▶ _STATED PROBLEM_
Please rewrite the records from the first line through the line containing "data-label: 72.15% [370,236,408,248]", replacing "data-label" with "value-label" and leaving everything else unchanged.

▶ _RECORDS FOR THE TASK_
━━━━━━━━━━━━━━━━━━━━
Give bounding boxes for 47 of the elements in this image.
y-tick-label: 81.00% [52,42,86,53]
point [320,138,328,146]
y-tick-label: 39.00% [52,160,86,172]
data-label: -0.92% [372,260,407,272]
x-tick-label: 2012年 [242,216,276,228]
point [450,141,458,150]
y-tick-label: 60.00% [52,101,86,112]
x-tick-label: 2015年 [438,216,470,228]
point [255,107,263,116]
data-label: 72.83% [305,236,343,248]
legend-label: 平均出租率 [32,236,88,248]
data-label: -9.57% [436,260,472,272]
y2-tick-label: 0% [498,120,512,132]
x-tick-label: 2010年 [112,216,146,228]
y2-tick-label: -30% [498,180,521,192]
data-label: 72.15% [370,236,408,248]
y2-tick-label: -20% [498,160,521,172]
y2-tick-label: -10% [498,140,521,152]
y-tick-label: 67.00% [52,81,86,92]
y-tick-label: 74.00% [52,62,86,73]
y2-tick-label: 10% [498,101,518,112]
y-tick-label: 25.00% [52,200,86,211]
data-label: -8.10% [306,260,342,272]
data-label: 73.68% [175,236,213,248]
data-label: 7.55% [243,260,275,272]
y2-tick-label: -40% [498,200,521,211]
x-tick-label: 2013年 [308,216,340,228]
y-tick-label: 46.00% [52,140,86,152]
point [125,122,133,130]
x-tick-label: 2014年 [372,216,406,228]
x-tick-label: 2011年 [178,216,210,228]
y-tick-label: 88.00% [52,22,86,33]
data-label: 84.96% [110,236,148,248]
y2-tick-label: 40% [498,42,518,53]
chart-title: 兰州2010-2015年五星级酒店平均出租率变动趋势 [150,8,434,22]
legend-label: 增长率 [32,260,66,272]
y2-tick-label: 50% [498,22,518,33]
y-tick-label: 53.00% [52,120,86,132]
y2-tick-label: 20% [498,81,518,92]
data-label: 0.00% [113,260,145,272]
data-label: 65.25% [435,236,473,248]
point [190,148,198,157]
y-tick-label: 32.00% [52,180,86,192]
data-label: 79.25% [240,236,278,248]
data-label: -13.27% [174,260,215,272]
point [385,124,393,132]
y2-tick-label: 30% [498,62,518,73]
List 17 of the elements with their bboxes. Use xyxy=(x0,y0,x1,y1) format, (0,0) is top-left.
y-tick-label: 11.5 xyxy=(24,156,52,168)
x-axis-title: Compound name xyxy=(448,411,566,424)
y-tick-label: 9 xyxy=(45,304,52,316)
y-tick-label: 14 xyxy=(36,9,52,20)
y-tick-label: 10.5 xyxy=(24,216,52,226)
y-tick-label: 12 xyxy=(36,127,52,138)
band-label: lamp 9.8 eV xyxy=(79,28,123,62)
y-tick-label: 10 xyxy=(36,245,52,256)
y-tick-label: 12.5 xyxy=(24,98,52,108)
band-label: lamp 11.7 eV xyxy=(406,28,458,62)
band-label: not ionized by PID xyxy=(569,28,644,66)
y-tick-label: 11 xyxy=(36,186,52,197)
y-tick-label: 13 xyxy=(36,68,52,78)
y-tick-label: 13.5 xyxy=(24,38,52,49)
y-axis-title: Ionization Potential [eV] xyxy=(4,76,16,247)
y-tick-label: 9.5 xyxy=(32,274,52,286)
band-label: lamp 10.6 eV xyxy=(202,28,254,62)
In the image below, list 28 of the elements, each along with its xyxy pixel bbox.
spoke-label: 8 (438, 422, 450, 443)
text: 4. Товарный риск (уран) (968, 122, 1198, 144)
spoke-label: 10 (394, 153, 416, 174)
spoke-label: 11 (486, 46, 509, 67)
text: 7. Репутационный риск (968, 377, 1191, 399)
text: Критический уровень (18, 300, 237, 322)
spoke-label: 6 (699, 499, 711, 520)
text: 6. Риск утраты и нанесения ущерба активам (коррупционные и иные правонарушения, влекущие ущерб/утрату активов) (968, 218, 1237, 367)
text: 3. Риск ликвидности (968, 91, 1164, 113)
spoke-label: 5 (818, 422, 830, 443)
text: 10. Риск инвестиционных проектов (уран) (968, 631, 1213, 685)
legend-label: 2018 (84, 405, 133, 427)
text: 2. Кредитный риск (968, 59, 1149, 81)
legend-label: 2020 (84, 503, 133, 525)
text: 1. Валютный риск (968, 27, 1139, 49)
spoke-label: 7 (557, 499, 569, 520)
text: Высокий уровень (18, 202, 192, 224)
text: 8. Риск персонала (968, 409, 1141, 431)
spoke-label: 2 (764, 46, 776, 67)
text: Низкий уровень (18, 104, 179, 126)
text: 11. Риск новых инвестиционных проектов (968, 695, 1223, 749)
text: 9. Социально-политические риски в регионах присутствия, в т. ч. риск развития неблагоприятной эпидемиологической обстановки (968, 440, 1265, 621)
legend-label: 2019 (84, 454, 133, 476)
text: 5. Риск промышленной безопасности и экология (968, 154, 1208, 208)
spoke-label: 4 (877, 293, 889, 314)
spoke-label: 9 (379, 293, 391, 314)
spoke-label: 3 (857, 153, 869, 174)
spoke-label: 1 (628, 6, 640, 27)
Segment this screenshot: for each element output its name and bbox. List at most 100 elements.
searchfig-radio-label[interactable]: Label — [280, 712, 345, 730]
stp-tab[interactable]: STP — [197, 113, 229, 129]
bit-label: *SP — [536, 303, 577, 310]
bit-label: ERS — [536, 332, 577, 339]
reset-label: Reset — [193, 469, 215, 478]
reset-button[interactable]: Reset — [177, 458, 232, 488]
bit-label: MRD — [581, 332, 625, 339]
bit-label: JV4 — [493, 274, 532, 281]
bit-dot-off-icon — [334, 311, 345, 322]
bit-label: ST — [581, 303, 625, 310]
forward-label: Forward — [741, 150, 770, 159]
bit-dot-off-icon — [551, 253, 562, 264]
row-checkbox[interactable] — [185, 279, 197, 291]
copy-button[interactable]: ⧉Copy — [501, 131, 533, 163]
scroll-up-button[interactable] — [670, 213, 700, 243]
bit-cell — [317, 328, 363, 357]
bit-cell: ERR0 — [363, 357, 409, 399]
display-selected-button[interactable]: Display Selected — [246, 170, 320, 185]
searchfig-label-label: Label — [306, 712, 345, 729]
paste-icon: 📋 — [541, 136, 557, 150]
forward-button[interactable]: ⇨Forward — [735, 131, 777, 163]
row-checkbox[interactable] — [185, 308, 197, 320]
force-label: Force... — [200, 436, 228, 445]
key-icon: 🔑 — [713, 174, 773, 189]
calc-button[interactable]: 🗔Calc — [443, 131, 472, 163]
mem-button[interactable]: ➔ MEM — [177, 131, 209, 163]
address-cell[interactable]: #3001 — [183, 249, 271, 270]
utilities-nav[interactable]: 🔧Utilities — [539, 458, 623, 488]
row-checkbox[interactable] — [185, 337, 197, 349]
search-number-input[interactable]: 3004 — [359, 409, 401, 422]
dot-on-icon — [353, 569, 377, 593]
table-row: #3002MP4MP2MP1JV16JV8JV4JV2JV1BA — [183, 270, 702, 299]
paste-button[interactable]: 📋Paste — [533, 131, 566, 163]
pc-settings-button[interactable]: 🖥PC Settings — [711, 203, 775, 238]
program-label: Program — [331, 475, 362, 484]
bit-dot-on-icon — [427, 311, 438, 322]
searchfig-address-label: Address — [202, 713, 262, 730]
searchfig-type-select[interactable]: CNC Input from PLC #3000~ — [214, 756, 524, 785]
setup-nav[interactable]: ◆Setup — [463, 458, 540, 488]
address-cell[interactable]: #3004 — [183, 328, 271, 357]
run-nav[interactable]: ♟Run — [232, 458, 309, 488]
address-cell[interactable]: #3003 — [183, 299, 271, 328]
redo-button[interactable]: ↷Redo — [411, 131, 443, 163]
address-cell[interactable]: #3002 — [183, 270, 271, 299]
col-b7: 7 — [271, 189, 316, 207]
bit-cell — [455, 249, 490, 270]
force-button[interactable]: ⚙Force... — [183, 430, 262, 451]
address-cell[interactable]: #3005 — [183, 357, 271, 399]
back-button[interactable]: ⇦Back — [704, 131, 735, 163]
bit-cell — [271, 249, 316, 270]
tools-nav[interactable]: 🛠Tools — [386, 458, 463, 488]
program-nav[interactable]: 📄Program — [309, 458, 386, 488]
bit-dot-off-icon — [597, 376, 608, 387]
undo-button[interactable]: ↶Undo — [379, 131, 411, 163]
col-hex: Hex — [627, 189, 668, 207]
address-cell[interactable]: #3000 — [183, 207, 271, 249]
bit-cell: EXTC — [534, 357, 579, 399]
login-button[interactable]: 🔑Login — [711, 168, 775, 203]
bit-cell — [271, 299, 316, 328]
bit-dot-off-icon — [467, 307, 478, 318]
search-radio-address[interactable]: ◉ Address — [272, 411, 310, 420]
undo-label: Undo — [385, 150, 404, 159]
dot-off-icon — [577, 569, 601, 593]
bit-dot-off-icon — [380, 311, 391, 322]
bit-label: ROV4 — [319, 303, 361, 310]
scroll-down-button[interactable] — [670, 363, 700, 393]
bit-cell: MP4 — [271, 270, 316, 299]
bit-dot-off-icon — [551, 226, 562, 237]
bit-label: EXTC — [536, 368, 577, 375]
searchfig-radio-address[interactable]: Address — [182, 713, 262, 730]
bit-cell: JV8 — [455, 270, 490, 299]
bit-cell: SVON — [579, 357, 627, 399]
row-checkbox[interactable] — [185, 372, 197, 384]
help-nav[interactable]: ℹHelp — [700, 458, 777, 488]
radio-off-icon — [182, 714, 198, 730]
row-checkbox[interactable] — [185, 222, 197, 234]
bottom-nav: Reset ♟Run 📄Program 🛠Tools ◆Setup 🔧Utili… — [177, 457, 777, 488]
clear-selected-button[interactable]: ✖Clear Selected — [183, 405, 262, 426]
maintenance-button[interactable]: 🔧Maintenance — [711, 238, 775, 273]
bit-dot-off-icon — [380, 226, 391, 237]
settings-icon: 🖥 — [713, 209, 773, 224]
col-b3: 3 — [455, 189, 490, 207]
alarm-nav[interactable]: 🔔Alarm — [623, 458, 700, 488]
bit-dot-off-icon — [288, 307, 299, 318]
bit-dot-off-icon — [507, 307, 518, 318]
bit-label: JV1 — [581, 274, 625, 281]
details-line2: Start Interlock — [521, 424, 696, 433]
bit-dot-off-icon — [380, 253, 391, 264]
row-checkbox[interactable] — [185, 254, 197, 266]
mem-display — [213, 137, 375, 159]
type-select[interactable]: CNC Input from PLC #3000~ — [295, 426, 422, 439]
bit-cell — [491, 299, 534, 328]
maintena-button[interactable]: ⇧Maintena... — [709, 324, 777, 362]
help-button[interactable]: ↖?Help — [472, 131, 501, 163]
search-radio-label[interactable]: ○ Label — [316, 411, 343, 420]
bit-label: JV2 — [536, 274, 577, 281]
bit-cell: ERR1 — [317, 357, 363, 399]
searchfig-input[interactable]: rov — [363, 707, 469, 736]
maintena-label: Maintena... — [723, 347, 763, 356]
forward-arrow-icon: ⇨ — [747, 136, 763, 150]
━━━━━━━━━━━━━━━━━━━━
▶ _ANSWER IN FULL_
Give bounding boxes for 47 of the elements in this image.
y-tick-label: 81.00% [52,42,86,53]
point [320,138,328,146]
y-tick-label: 39.00% [52,160,86,172]
value-label: -0.92% [372,260,407,272]
x-tick-label: 2012年 [242,216,276,228]
point [450,141,458,150]
y-tick-label: 60.00% [52,101,86,112]
x-tick-label: 2015年 [438,216,470,228]
point [255,107,263,116]
value-label: 72.83% [305,236,343,248]
legend-label: 平均出租率 [32,236,88,248]
value-label: -9.57% [436,260,472,272]
y2-tick-label: 0% [498,120,512,132]
x-tick-label: 2010年 [112,216,146,228]
y2-tick-label: -30% [498,180,521,192]
value-label: 72.15% [370,236,408,248]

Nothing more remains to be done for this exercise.